▶ WHAT NEEDS TO BE DONE: Among the records below, find each line that includes the string "band" and copy it.

▶ Collection entries:
☆ ☆ ☆ ☆ ☆

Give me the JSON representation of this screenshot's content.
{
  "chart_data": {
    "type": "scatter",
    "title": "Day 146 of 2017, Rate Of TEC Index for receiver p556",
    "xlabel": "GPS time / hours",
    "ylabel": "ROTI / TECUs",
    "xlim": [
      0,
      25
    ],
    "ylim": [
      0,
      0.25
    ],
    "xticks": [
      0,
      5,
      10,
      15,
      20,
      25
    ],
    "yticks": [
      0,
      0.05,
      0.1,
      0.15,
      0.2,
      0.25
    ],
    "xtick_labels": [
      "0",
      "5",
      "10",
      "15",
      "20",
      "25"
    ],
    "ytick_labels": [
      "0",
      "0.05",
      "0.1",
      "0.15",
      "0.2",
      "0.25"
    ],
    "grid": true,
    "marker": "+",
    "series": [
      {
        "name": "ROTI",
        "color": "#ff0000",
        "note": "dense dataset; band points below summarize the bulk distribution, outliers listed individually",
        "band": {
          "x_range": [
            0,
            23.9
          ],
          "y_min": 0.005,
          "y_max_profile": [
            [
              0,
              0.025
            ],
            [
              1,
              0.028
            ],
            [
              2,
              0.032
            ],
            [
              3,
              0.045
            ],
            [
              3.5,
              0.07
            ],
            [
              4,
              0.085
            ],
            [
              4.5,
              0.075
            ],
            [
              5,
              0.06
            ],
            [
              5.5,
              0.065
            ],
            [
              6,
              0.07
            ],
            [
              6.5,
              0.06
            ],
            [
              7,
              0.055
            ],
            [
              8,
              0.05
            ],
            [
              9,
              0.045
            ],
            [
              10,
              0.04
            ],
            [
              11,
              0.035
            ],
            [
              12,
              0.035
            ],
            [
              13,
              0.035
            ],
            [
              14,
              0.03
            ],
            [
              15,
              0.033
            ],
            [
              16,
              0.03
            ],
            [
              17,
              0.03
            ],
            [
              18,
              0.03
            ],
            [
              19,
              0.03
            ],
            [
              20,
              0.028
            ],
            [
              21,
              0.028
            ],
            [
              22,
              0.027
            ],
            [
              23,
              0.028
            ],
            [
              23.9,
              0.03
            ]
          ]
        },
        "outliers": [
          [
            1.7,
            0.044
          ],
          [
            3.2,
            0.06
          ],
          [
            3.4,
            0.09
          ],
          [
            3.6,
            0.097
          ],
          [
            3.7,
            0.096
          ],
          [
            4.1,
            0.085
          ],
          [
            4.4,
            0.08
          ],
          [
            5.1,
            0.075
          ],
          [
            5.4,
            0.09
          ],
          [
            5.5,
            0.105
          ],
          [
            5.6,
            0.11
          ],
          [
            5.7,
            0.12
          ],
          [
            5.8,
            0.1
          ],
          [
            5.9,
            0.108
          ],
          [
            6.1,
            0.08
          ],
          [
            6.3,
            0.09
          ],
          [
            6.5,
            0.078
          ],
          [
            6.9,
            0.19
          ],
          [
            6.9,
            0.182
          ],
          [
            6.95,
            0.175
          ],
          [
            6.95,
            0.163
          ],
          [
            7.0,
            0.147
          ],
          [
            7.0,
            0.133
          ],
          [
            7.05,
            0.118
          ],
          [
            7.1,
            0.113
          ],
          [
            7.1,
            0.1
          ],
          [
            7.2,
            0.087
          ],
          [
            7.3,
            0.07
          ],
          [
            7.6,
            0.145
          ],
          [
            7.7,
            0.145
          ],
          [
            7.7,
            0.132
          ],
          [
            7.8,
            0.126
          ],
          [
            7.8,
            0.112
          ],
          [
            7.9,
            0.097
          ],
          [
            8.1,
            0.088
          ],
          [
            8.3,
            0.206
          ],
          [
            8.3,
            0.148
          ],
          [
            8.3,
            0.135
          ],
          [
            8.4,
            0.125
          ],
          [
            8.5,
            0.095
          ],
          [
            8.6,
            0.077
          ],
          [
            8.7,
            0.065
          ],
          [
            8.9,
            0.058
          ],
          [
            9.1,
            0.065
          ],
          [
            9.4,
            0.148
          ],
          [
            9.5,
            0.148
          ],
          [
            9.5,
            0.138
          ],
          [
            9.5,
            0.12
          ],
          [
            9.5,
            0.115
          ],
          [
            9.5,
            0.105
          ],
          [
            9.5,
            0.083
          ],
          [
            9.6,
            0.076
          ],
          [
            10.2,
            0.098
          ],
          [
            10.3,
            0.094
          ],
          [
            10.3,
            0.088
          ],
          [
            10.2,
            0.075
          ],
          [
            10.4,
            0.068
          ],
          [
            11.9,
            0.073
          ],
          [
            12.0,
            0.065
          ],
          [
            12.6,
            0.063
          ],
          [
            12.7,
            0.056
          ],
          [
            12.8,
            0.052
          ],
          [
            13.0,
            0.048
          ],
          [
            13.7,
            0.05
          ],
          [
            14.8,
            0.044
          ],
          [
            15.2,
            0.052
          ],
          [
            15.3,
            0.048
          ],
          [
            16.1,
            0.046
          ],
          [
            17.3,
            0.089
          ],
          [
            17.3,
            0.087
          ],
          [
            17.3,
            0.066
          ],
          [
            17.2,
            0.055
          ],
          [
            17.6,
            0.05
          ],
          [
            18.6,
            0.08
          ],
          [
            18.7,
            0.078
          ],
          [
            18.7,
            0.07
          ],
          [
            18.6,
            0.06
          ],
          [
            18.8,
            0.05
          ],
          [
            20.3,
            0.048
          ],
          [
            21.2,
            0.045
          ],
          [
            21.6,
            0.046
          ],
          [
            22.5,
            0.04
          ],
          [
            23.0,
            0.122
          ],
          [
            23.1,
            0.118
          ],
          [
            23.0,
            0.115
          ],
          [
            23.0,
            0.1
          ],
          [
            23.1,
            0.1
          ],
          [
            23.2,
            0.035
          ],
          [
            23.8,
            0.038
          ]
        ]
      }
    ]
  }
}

☆ ☆ ☆ ☆ ☆

▶ FINAL RESULT:
        "note": "dense dataset; band points below summarize the bulk distribution, outliers listed individually",
        "band": {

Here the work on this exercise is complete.